*Exercise directions*. Transcribe all the entries word for word, omitting any pictures they contain.
━━━━━━━━━━━━━━━━
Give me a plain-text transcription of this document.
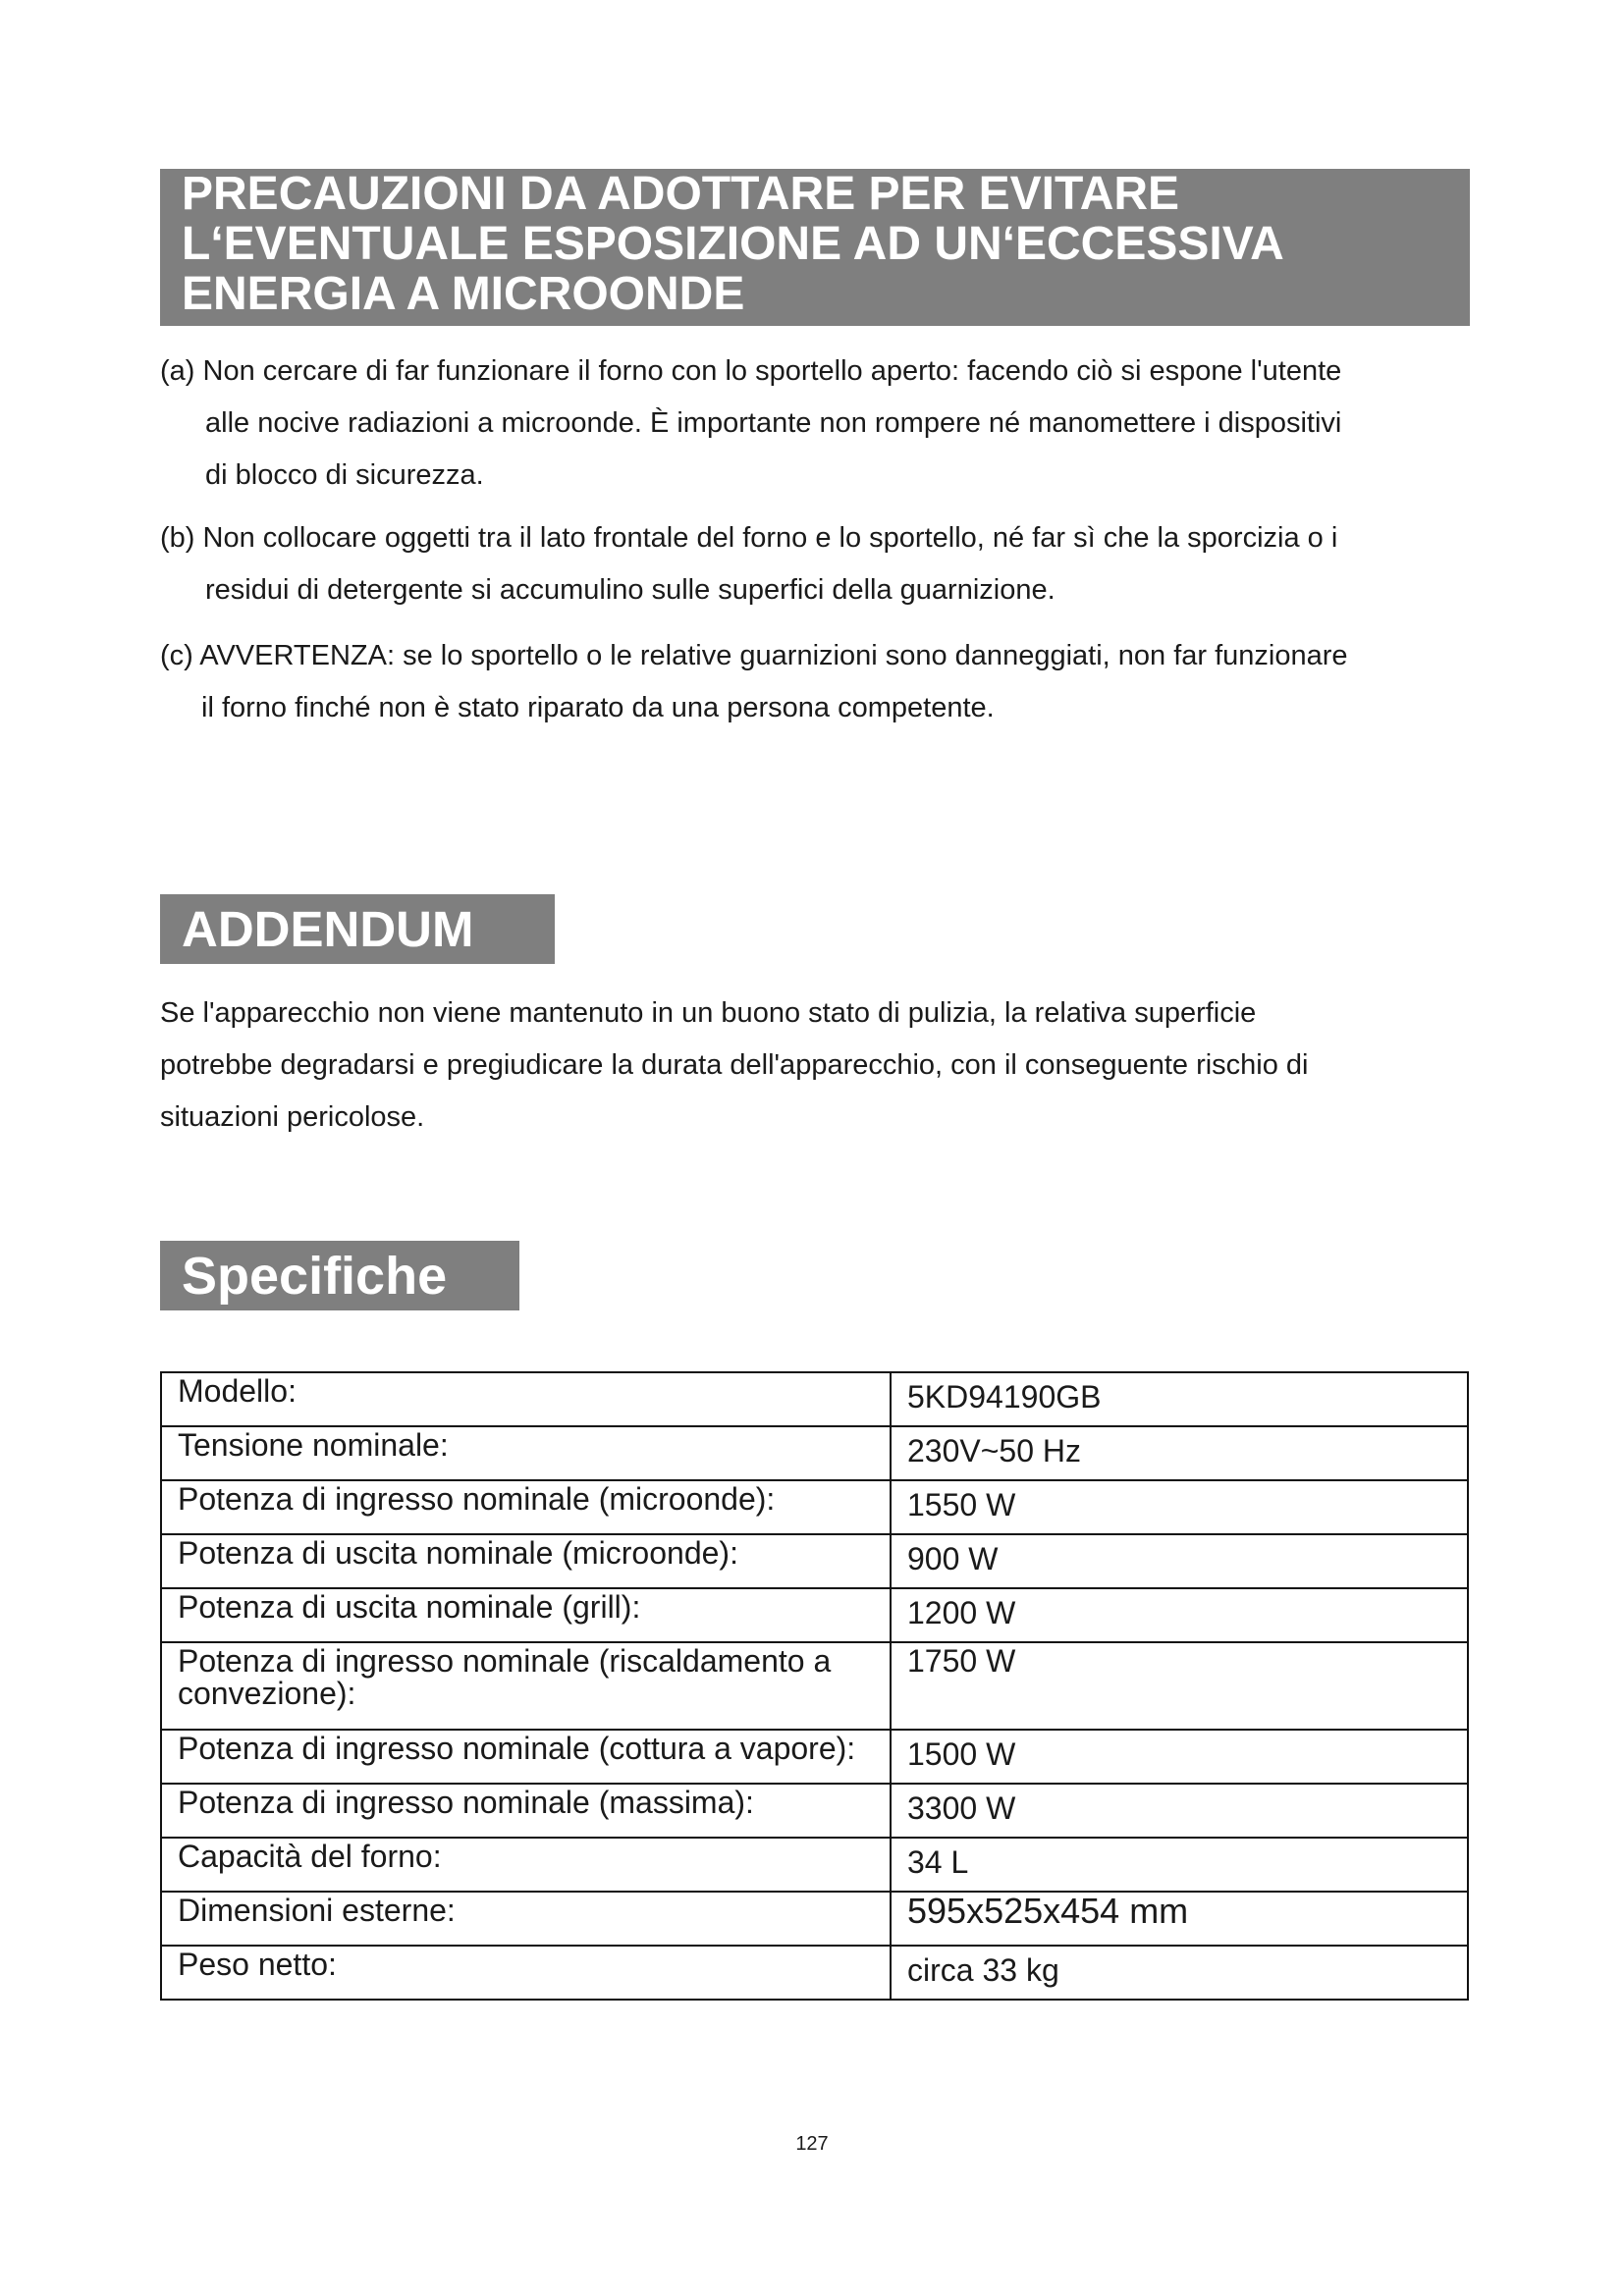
PRECAUZIONI DA ADOTTARE PER EVITARE
L‘EVENTUALE ESPOSIZIONE AD UN‘ECCESSIVA
ENERGIA A MICROONDE
(a) Non cercare di far funzionare il forno con lo sportello aperto: facendo ciò si espone l'utente
alle nocive radiazioni a microonde. È importante non rompere né manomettere i dispositivi
di blocco di sicurezza.
(b) Non collocare oggetti tra il lato frontale del forno e lo sportello, né far sì che la sporcizia o i
residui di detergente si accumulino sulle superfici della guarnizione.
(c) AVVERTENZA: se lo sportello o le relative guarnizioni sono danneggiati, non far funzionare
il forno finché non è stato riparato da una persona competente.
ADDENDUM
Se l'apparecchio non viene mantenuto in un buono stato di pulizia, la relativa superficie
potrebbe degradarsi e pregiudicare la durata dell'apparecchio, con il conseguente rischio di
situazioni pericolose.
Specifiche
Modello:	5KD94190GB
Tensione nominale:	230V~50 Hz
Potenza di ingresso nominale (microonde):	1550 W
Potenza di uscita nominale (microonde):	900 W
Potenza di uscita nominale (grill):	1200 W

Potenza di ingresso nominale (riscaldamento a
convezione):	1750 W
Potenza di ingresso nominale (cottura a vapore):	1500 W
Potenza di ingresso nominale (massima):	3300 W
Capacità del forno:	34 L
Dimensioni esterne:	595x525x454 mm
Peso netto:	circa 33 kg
127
━━━━━━━━━━━━━━━━
*Right answer*.
Give me a plain-text transcription of this document.
PRECAUZIONI DA ADOTTARE PER EVITARE
L‘EVENTUALE ESPOSIZIONE AD UN‘ECCESSIVA
ENERGIA A MICROONDE
(a) Non cercare di far funzionare il forno con lo sportello aperto: facendo ciò si espone l'utente
alle nocive radiazioni a microonde. È importante non rompere né manomettere i dispositivi
di blocco di sicurezza.
(b) Non collocare oggetti tra il lato frontale del forno e lo sportello, né far sì che la sporcizia o i
residui di detergente si accumulino sulle superfici della guarnizione.
(c) AVVERTENZA: se lo sportello o le relative guarnizioni sono danneggiati, non far funzionare
il forno finché non è stato riparato da una persona competente.
ADDENDUM
Se l'apparecchio non viene mantenuto in un buono stato di pulizia, la relativa superficie
potrebbe degradarsi e pregiudicare la durata dell'apparecchio, con il conseguente rischio di
situazioni pericolose.
Specifiche
Modello:	5KD94190GB
Tensione nominale:	230V~50 Hz
Potenza di ingresso nominale (microonde):	1550 W
Potenza di uscita nominale (microonde):	900 W
Potenza di uscita nominale (grill):	1200 W

Potenza di ingresso nominale (riscaldamento a
convezione):	1750 W
Potenza di ingresso nominale (cottura a vapore):	1500 W
Potenza di ingresso nominale (massima):	3300 W
Capacità del forno:	34 L
Dimensioni esterne:	595x525x454 mm
Peso netto:	circa 33 kg
127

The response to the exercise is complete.